■ Data excerpts ■
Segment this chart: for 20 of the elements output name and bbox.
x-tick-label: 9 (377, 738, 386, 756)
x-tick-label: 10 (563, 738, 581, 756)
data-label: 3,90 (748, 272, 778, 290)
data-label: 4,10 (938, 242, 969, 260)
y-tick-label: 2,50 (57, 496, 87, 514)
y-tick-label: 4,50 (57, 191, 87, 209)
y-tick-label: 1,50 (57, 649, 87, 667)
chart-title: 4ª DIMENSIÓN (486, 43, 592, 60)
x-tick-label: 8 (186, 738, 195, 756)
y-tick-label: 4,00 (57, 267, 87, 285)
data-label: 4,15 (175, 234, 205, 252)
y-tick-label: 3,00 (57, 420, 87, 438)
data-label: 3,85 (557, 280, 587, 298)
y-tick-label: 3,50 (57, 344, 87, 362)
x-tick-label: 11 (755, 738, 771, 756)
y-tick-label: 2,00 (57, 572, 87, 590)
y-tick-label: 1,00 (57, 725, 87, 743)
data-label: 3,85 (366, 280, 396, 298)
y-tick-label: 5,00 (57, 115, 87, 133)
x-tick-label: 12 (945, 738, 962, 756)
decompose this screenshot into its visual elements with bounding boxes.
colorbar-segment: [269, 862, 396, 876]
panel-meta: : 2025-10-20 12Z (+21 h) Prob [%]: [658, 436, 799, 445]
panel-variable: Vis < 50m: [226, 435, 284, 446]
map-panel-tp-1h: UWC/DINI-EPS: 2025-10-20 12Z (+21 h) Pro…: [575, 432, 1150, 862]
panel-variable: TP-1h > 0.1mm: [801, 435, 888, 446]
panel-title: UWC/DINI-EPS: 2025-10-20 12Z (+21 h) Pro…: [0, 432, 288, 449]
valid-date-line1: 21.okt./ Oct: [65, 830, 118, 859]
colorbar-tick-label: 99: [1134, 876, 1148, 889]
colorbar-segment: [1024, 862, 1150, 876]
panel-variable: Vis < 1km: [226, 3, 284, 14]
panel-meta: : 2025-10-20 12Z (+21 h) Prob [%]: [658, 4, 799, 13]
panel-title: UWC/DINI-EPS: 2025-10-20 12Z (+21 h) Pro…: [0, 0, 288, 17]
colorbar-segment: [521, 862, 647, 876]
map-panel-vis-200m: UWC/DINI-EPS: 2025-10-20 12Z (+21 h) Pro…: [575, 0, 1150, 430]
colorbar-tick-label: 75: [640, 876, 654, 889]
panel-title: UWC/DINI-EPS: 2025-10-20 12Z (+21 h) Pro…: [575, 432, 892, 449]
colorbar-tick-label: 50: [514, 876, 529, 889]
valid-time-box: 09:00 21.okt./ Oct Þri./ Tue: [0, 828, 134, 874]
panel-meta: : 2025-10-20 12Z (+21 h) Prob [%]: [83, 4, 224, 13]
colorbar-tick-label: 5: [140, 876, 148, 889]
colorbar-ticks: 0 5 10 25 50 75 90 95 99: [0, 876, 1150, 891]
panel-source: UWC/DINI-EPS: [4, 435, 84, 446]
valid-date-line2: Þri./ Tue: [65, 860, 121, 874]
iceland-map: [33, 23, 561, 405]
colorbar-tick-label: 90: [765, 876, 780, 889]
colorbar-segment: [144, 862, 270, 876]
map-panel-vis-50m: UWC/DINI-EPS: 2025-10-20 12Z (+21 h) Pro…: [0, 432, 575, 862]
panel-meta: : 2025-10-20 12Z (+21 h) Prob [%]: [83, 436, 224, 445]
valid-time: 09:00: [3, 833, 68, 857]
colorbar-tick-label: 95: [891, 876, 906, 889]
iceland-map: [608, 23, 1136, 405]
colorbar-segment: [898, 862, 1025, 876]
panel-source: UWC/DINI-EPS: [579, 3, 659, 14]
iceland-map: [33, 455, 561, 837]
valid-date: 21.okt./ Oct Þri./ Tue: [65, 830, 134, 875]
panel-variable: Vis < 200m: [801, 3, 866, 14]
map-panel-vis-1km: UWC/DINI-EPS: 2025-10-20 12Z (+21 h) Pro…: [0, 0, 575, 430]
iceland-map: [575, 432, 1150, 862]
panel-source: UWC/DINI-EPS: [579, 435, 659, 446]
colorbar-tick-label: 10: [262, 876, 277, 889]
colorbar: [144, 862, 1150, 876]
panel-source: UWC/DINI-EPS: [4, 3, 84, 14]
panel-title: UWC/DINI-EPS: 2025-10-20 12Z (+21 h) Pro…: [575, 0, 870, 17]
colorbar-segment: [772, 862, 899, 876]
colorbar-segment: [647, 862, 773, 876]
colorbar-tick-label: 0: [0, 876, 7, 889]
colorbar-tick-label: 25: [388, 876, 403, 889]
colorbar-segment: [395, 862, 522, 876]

■ Task brief ■
Express every line of the material above as a JSON list of strings, one string per line, omitting any blank lines.

■ Exercise response ■
[
  "Segment this chart: for 20 of the elements output name and bbox.",
  "x-tick-label: 9 (377, 738, 386, 756)",
  "x-tick-label: 10 (563, 738, 581, 756)",
  "data-label: 3,90 (748, 272, 778, 290)",
  "data-label: 4,10 (938, 242, 969, 260)",
  "y-tick-label: 2,50 (57, 496, 87, 514)",
  "y-tick-label: 4,50 (57, 191, 87, 209)",
  "y-tick-label: 1,50 (57, 649, 87, 667)",
  "chart-title: 4ª DIMENSIÓN (486, 43, 592, 60)",
  "x-tick-label: 8 (186, 738, 195, 756)",
  "y-tick-label: 4,00 (57, 267, 87, 285)",
  "data-label: 4,15 (175, 234, 205, 252)",
  "y-tick-label: 3,00 (57, 420, 87, 438)",
  "data-label: 3,85 (557, 280, 587, 298)",
  "y-tick-label: 3,50 (57, 344, 87, 362)",
  "x-tick-label: 11 (755, 738, 771, 756)",
  "y-tick-label: 2,00 (57, 572, 87, 590)",
  "y-tick-label: 1,00 (57, 725, 87, 743)",
  "data-label: 3,85 (366, 280, 396, 298)",
  "y-tick-label: 5,00 (57, 115, 87, 133)",
  "x-tick-label: 12 (945, 738, 962, 756)",
  "decompose this screenshot into its visual elements with bounding boxes.",
  "colorbar-segment: [269, 862, 396, 876]",
  "panel-meta: : 2025-10-20 12Z (+21 h) Prob [%]: [658, 436, 799, 445]",
  "panel-variable: Vis < 50m: [226, 435, 284, 446]",
  "map-panel-tp-1h: UWC/DINI-EPS: 2025-10-20 12Z (+21 h) Pro…: [575, 432, 1150, 862]",
  "panel-variable: TP-1h > 0.1mm: [801, 435, 888, 446]",
  "panel-title: UWC/DINI-EPS: 2025-10-20 12Z (+21 h) Pro…: [0, 432, 288, 449]",
  "valid-date-line1: 21.okt./ Oct: [65, 830, 118, 859]",
  "colorbar-tick-label: 99: [1134, 876, 1148, 889]",
  "colorbar-segment: [1024, 862, 1150, 876]",
  "panel-variable: Vis < 1km: [226, 3, 284, 14]",
  "panel-meta: : 2025-10-20 12Z (+21 h) Prob [%]: [658, 4, 799, 13]",
  "panel-title: UWC/DINI-EPS: 2025-10-20 12Z (+21 h) Pro…: [0, 0, 288, 17]",
  "colorbar-segment: [521, 862, 647, 876]",
  "map-panel-vis-200m: UWC/DINI-EPS: 2025-10-20 12Z (+21 h) Pro…: [575, 0, 1150, 430]",
  "colorbar-tick-label: 75: [640, 876, 654, 889]",
  "panel-title: UWC/DINI-EPS: 2025-10-20 12Z (+21 h) Pro…: [575, 432, 892, 449]",
  "colorbar-tick-label: 50: [514, 876, 529, 889]",
  "valid-time-box: 09:00 21.okt./ Oct Þri./ Tue: [0, 828, 134, 874]",
  "panel-meta: : 2025-10-20 12Z (+21 h) Prob [%]: [83, 4, 224, 13]",
  "colorbar-tick-label: 5: [140, 876, 148, 889]",
  "colorbar-ticks: 0 5 10 25 50 75 90 95 99: [0, 876, 1150, 891]",
  "panel-source: UWC/DINI-EPS: [4, 435, 84, 446]",
  "valid-date-line2: Þri./ Tue: [65, 860, 121, 874]",
  "iceland-map: [33, 23, 561, 405]",
  "colorbar-tick-label: 90: [765, 876, 780, 889]",
  "colorbar-segment: [144, 862, 270, 876]",
  "map-panel-vis-50m: UWC/DINI-EPS: 2025-10-20 12Z (+21 h) Pro…: [0, 432, 575, 862]",
  "panel-meta: : 2025-10-20 12Z (+21 h) Prob [%]: [83, 436, 224, 445]",
  "valid-time: 09:00: [3, 833, 68, 857]",
  "colorbar-tick-label: 95: [891, 876, 906, 889]",
  "iceland-map: [608, 23, 1136, 405]",
  "colorbar-segment: [898, 862, 1025, 876]",
  "panel-source: UWC/DINI-EPS: [579, 3, 659, 14]",
  "iceland-map: [33, 455, 561, 837]",
  "valid-date: 21.okt./ Oct Þri./ Tue: [65, 830, 134, 875]",
  "panel-variable: Vis < 200m: [801, 3, 866, 14]",
  "map-panel-vis-1km: UWC/DINI-EPS: 2025-10-20 12Z (+21 h) Pro…: [0, 0, 575, 430]",
  "iceland-map: [575, 432, 1150, 862]",
  "panel-source: UWC/DINI-EPS: [579, 435, 659, 446]",
  "colorbar-tick-label: 10: [262, 876, 277, 889]",
  "colorbar: [144, 862, 1150, 876]",
  "panel-source: UWC/DINI-EPS: [4, 3, 84, 14]",
  "panel-title: UWC/DINI-EPS: 2025-10-20 12Z (+21 h) Pro…: [575, 0, 870, 17]",
  "colorbar-segment: [772, 862, 899, 876]",
  "colorbar-segment: [647, 862, 773, 876]",
  "colorbar-tick-label: 0: [0, 876, 7, 889]",
  "colorbar-tick-label: 25: [388, 876, 403, 889]",
  "colorbar-segment: [395, 862, 522, 876]"
]